(Dataset entries)

┌────────

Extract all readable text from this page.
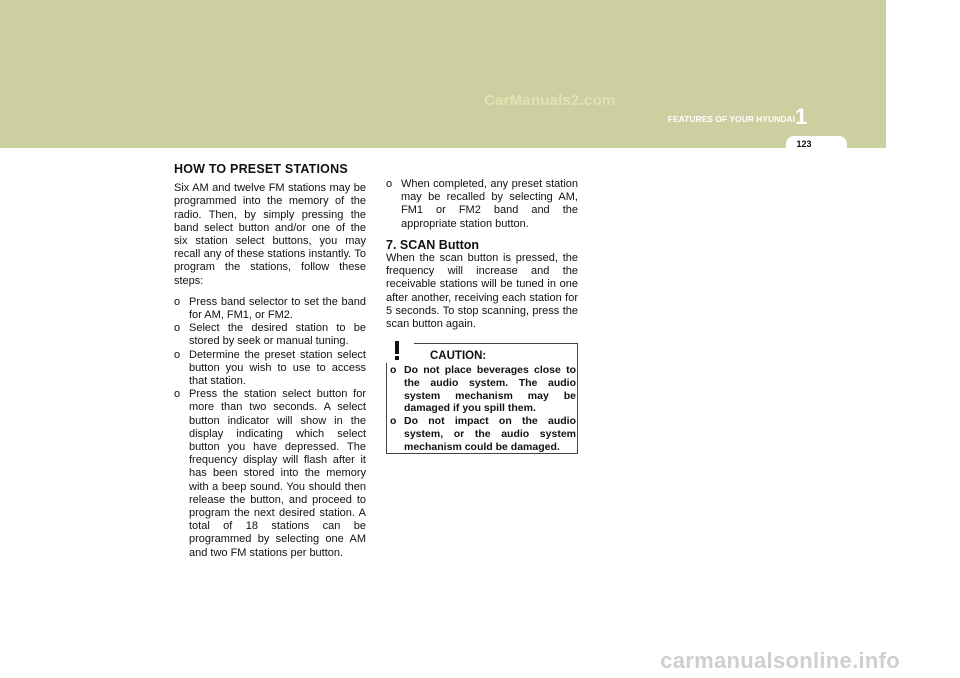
CarManuals2.com
FEATURES OF YOUR HYUNDAI 1
123
HOW TO PRESET STATIONS

Six AM and twelve FM stations may be programmed into the memory of the radio. Then, by simply pressing the band select button and/or one of the six station select buttons, you may recall any of these stations instantly. To program the stations, follow these steps:

o Press band selector to set the band for AM, FM1, or FM2.
o Select the desired station to be stored by seek or manual tuning.
o Determine the preset station select button you wish to use to access that station.
o Press the station select button for more than two seconds. A select button indicator will show in the display indicating which select button you have depressed. The frequency display will flash after it has been stored into the memory with a beep sound. You should then release the button, and proceed to program the next desired station. A total of 18 stations can be programmed by selecting one AM and two FM stations per button.
o When completed, any preset station may be recalled by selecting AM, FM1 or FM2 band and the appropriate station button.
7. SCAN Button

When the scan button is pressed, the frequency will increase and the receivable stations will be tuned in one after another, receiving each station for 5 seconds. To stop scanning, press the scan button again.

CAUTION:
o Do not place beverages close to the audio system. The audio system mechanism may be damaged if you spill them.
o Do not impact on the audio system, or the audio system mechanism could be damaged.
carmanualsonline.info
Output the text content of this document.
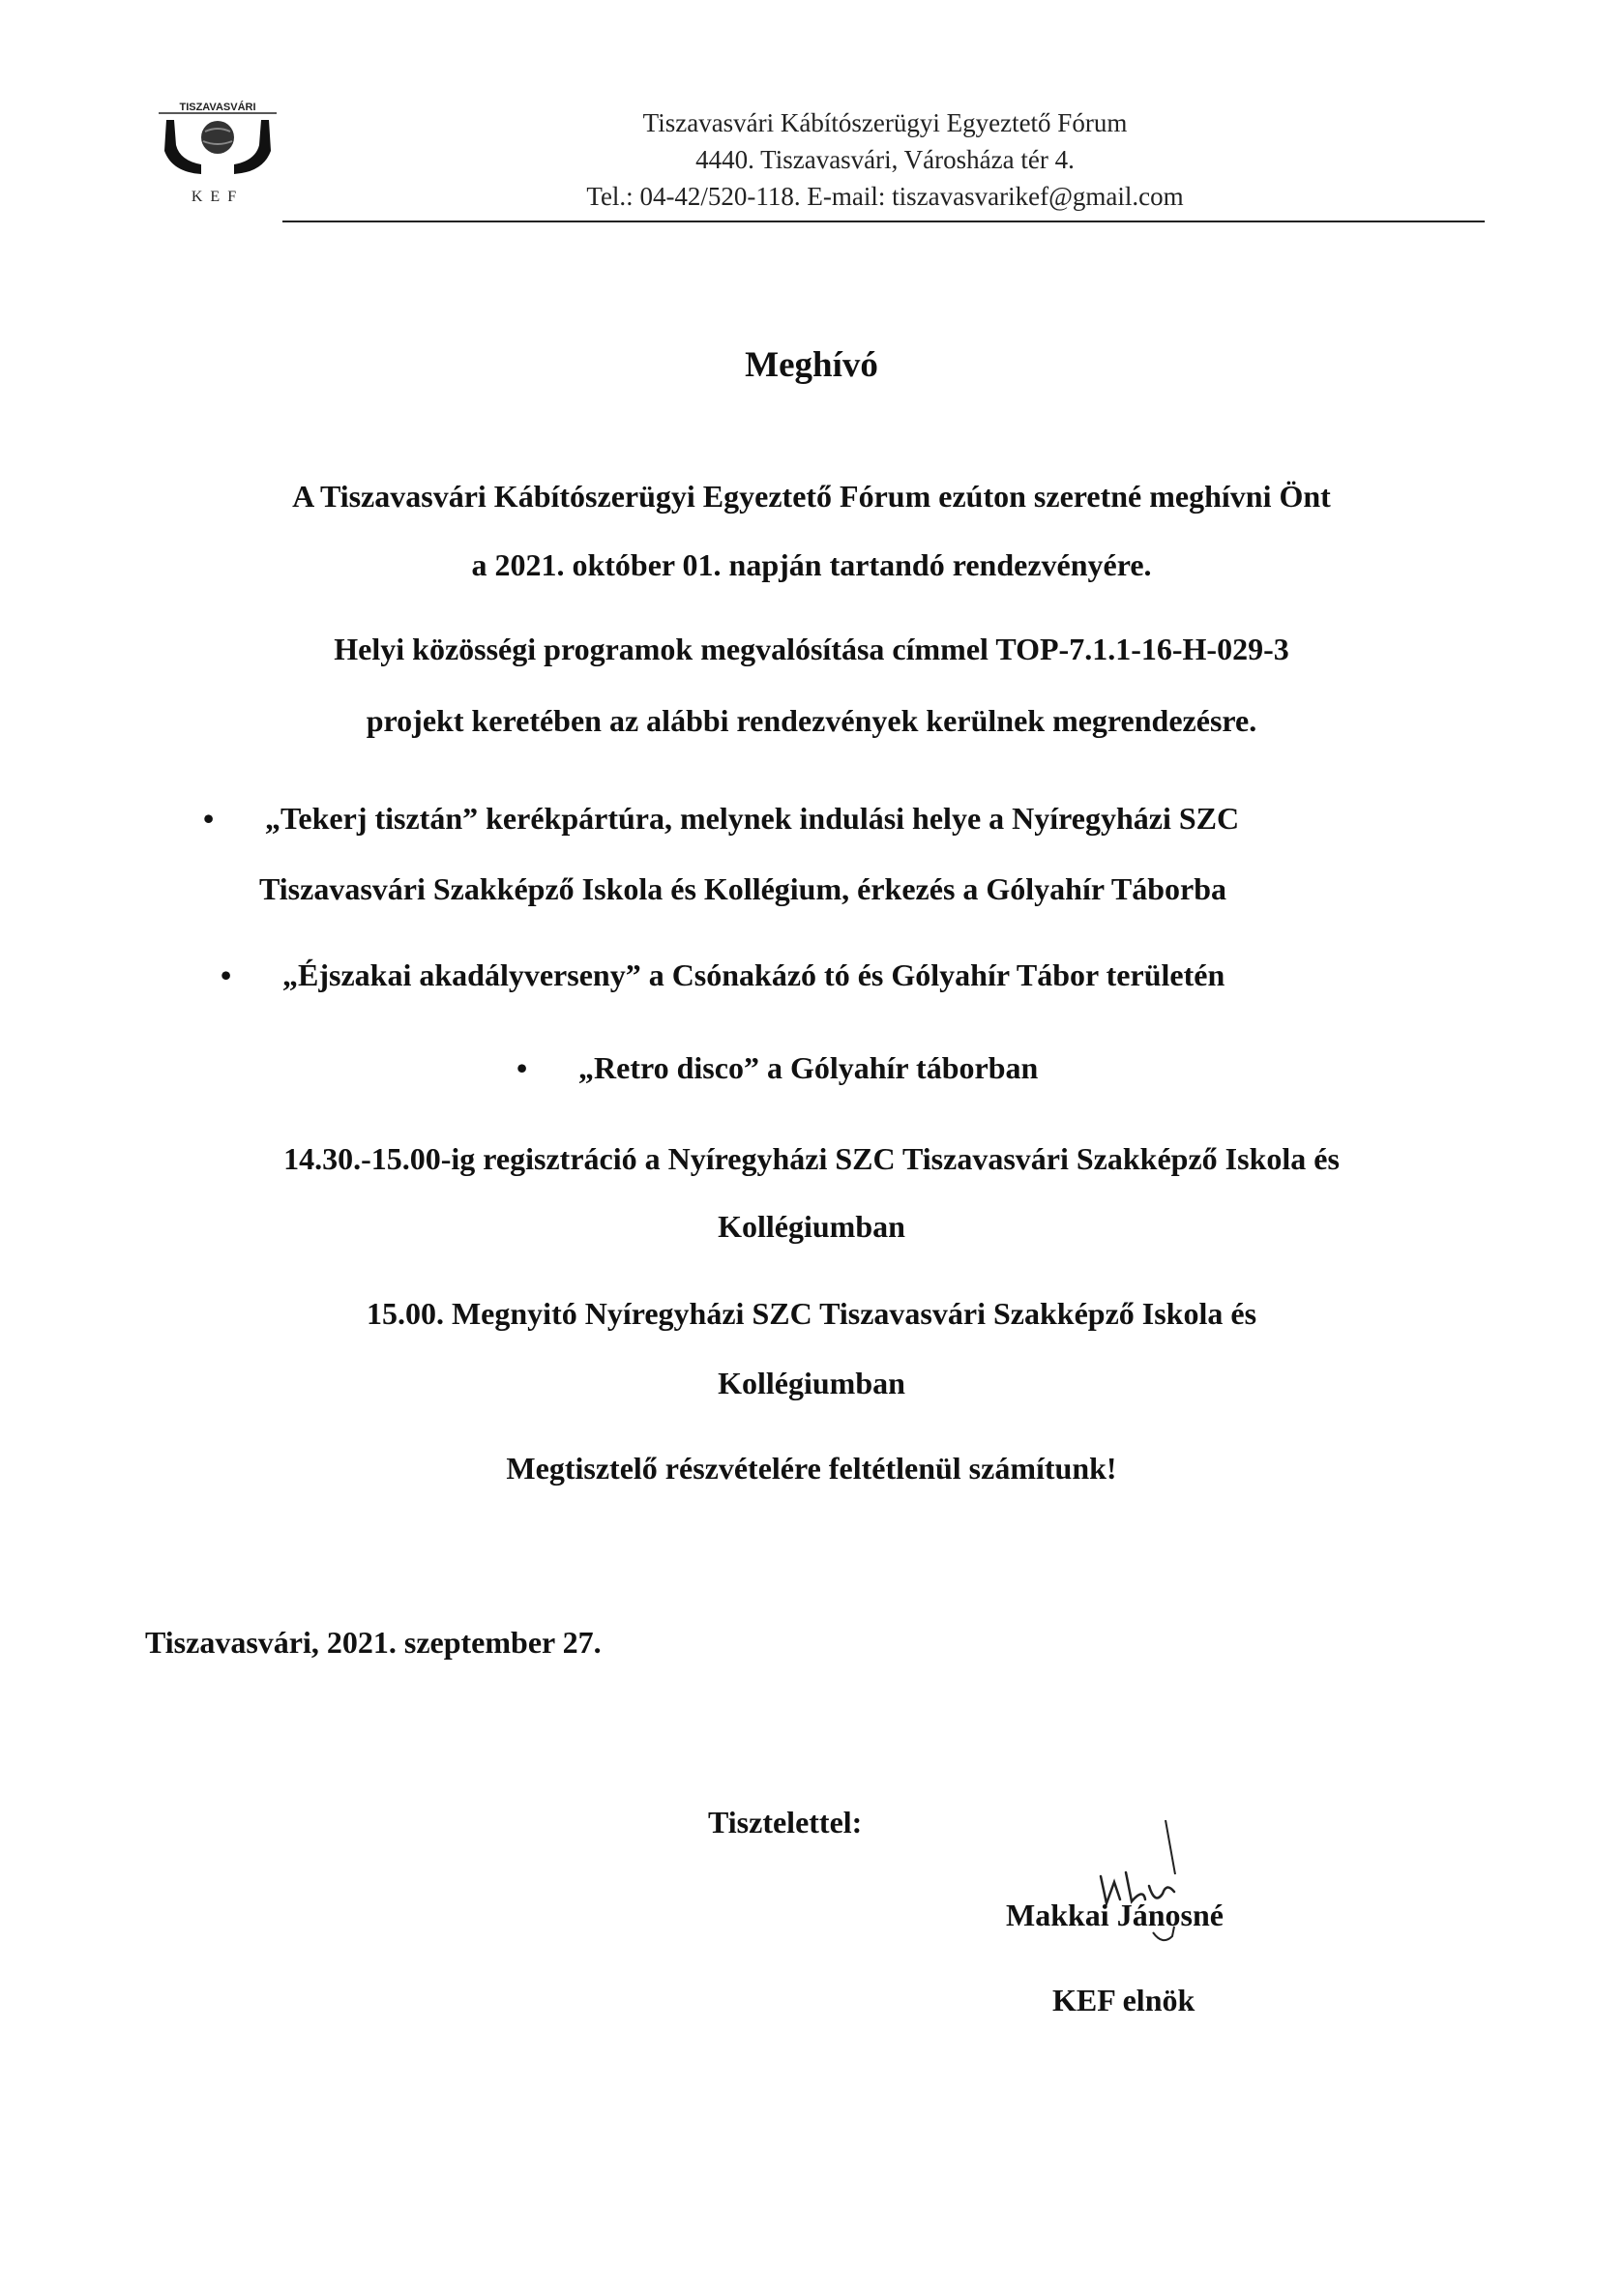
TISZAVASVÁRI
KEF
Tiszavasvári Kábítószerügyi Egyeztető Fórum
4440. Tiszavasvári, Városháza tér 4.
Tel.: 04-42/520-118. E-mail: tiszavasvarikef@gmail.com
Meghívó
A Tiszavasvári Kábítószerügyi Egyeztető Fórum ezúton szeretné meghívni Önt
a 2021. október 01. napján tartandó rendezvényére.
Helyi közösségi programok megvalósítása címmel TOP-7.1.1-16-H-029-3
projekt keretében az alábbi rendezvények kerülnek megrendezésre.
• „Tekerj tisztán” kerékpártúra, melynek indulási helye a Nyíregyházi SZC
Tiszavasvári Szakképző Iskola és Kollégium, érkezés a Gólyahír Táborba
• „Éjszakai akadályverseny” a Csónakázó tó és Gólyahír Tábor területén
• „Retro disco” a Gólyahír táborban
14.30.-15.00-ig regisztráció a Nyíregyházi SZC Tiszavasvári Szakképző Iskola és
Kollégiumban
15.00. Megnyitó Nyíregyházi SZC Tiszavasvári Szakképző Iskola és
Kollégiumban
Megtisztelő részvételére feltétlenül számítunk!
Tiszavasvári, 2021. szeptember 27.
Tisztelettel:
Makkai Jánosné
KEF elnök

└────────

Search the data above for the word "text", then gather each line in which it appears.

» **Written reply**:
Extract all readable text from this page.
Output the text content of this document.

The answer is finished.